=== Do this ===
Your task is to copy every line of this material exactly.

=== Data rows ===
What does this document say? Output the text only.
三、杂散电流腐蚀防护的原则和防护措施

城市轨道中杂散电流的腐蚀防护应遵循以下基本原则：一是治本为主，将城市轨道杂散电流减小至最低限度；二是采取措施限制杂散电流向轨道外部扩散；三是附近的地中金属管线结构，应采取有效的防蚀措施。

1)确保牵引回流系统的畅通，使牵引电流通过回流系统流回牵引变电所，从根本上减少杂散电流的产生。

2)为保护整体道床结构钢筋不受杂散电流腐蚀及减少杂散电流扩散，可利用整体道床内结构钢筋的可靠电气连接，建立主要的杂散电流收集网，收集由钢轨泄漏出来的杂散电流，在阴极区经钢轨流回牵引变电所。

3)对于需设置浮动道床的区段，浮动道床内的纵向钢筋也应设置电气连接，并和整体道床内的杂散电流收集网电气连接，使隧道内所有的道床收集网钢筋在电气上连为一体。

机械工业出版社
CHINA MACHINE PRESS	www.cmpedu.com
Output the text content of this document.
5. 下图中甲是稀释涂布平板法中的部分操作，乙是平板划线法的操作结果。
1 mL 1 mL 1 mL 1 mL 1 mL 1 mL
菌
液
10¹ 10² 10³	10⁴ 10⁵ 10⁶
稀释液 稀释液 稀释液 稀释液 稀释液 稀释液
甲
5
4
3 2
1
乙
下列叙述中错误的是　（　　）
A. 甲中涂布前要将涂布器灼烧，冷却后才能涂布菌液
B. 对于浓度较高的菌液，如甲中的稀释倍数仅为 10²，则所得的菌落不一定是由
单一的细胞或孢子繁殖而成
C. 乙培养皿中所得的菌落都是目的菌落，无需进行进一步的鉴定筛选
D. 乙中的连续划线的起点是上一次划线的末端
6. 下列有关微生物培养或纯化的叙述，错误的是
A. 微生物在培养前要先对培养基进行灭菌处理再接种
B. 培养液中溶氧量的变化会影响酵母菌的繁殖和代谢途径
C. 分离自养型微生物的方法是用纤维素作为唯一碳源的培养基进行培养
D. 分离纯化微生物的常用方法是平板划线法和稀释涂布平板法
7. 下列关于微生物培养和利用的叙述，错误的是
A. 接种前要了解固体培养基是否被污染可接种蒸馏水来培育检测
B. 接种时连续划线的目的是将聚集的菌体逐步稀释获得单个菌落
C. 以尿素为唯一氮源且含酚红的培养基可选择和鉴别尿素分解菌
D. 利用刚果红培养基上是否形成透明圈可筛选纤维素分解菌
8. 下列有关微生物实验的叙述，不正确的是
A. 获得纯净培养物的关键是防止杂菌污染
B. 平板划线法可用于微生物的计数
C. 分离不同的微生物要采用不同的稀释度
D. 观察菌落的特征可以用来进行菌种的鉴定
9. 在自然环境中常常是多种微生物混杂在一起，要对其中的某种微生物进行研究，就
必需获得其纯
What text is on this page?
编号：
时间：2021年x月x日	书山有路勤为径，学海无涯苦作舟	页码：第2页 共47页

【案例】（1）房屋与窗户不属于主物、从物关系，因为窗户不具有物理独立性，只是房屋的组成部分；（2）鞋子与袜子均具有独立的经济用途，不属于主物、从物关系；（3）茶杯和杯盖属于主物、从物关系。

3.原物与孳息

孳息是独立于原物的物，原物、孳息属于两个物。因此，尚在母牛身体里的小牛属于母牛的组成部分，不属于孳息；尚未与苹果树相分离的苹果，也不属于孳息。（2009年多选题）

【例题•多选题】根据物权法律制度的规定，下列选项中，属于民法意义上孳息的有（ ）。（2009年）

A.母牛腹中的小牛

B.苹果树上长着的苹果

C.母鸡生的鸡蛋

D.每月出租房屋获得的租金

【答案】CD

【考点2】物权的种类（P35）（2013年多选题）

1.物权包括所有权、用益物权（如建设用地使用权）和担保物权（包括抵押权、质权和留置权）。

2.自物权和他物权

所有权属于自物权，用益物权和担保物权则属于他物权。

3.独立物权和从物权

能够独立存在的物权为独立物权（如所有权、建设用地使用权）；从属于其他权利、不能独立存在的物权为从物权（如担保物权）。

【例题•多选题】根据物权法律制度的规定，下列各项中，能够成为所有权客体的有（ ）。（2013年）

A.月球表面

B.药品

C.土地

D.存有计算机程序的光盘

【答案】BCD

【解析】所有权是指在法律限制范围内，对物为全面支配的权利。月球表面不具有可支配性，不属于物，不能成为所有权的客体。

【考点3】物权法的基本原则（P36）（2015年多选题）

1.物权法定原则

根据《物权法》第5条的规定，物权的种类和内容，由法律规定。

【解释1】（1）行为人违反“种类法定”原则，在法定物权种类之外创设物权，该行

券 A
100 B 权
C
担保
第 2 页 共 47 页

=== Answer for the task ===
What does this document say? Output the text only.
三、杂散电流腐蚀防护的原则和防护措施

城市轨道中杂散电流的腐蚀防护应遵循以下基本原则：一是治本为主，将城市轨道杂散电流减小至最低限度；二是采取措施限制杂散电流向轨道外部扩散；三是附近的地中金属管线结构，应采取有效的防蚀措施。

1)确保牵引回流系统的畅通，使牵引电流通过回流系统流回牵引变电所，从根本上减少杂散电流的产生。

2)为保护整体道床结构钢筋不受杂散电流腐蚀及减少杂散电流扩散，可利用整体道床内结构钢筋的可靠电气连接，建立主要的杂散电流收集网，收集由钢轨泄漏出来的杂散电流，在阴极区经钢轨流回牵引变电所。

3)对于需设置浮动道床的区段，浮动道床内的纵向钢筋也应设置电气连接，并和整体道床内的杂散电流收集网电气连接，使隧道内所有的道床收集网钢筋在电气上连为一体。

机械工业出版社
CHINA MACHINE PRESS	www.cmpedu.com
Output the text content of this document.
5. 下图中甲是稀释涂布平板法中的部分操作，乙是平板划线法的操作结果。
1 mL 1 mL 1 mL 1 mL 1 mL 1 mL
菌
液
10¹ 10² 10³	10⁴ 10⁵ 10⁶
稀释液 稀释液 稀释液 稀释液 稀释液 稀释液
甲
5
4
3 2
1
乙
下列叙述中错误的是　（　　）
A. 甲中涂布前要将涂布器灼烧，冷却后才能涂布菌液
B. 对于浓度较高的菌液，如甲中的稀释倍数仅为 10²，则所得的菌落不一定是由
单一的细胞或孢子繁殖而成
C. 乙培养皿中所得的菌落都是目的菌落，无需进行进一步的鉴定筛选
D. 乙中的连续划线的起点是上一次划线的末端
6. 下列有关微生物培养或纯化的叙述，错误的是
A. 微生物在培养前要先对培养基进行灭菌处理再接种
B. 培养液中溶氧量的变化会影响酵母菌的繁殖和代谢途径
C. 分离自养型微生物的方法是用纤维素作为唯一碳源的培养基进行培养
D. 分离纯化微生物的常用方法是平板划线法和稀释涂布平板法
7. 下列关于微生物培养和利用的叙述，错误的是
A. 接种前要了解固体培养基是否被污染可接种蒸馏水来培育检测
B. 接种时连续划线的目的是将聚集的菌体逐步稀释获得单个菌落
C. 以尿素为唯一氮源且含酚红的培养基可选择和鉴别尿素分解菌
D. 利用刚果红培养基上是否形成透明圈可筛选纤维素分解菌
8. 下列有关微生物实验的叙述，不正确的是
A. 获得纯净培养物的关键是防止杂菌污染
B. 平板划线法可用于微生物的计数
C. 分离不同的微生物要采用不同的稀释度
D. 观察菌落的特征可以用来进行菌种的鉴定
9. 在自然环境中常常是多种微生物混杂在一起，要对其中的某种微生物进行研究，就
必需获得其纯
What text is on this page?
编号：
时间：2021年x月x日	书山有路勤为径，学海无涯苦作舟	页码：第2页 共47页

【案例】（1）房屋与窗户不属于主物、从物关系，因为窗户不具有物理独立性，只是房屋的组成部分；（2）鞋子与袜子均具有独立的经济用途，不属于主物、从物关系；（3）茶杯和杯盖属于主物、从物关系。

3.原物与孳息

孳息是独立于原物的物，原物、孳息属于两个物。因此，尚在母牛身体里的小牛属于母牛的组成部分，不属于孳息；尚未与苹果树相分离的苹果，也不属于孳息。（2009年多选题）

【例题•多选题】根据物权法律制度的规定，下列选项中，属于民法意义上孳息的有（ ）。（2009年）

A.母牛腹中的小牛

B.苹果树上长着的苹果

C.母鸡生的鸡蛋

D.每月出租房屋获得的租金

【答案】CD

【考点2】物权的种类（P35）（2013年多选题）

1.物权包括所有权、用益物权（如建设用地使用权）和担保物权（包括抵押权、质权和留置权）。

2.自物权和他物权

所有权属于自物权，用益物权和担保物权则属于他物权。

3.独立物权和从物权

能够独立存在的物权为独立物权（如所有权、建设用地使用权）；从属于其他权利、不能独立存在的物权为从物权（如担保物权）。

【例题•多选题】根据物权法律制度的规定，下列各项中，能够成为所有权客体的有（ ）。（2013年）

A.月球表面

B.药品

C.土地

D.存有计算机程序的光盘

【答案】BCD

【解析】所有权是指在法律限制范围内，对物为全面支配的权利。月球表面不具有可支配性，不属于物，不能成为所有权的客体。

【考点3】物权法的基本原则（P36）（2015年多选题）

1.物权法定原则

根据《物权法》第5条的规定，物权的种类和内容，由法律规定。

【解释1】（1）行为人违反“种类法定”原则，在法定物权种类之外创设物权，该行

券 A
100 B 权
C
担保
第 2 页 共 47 页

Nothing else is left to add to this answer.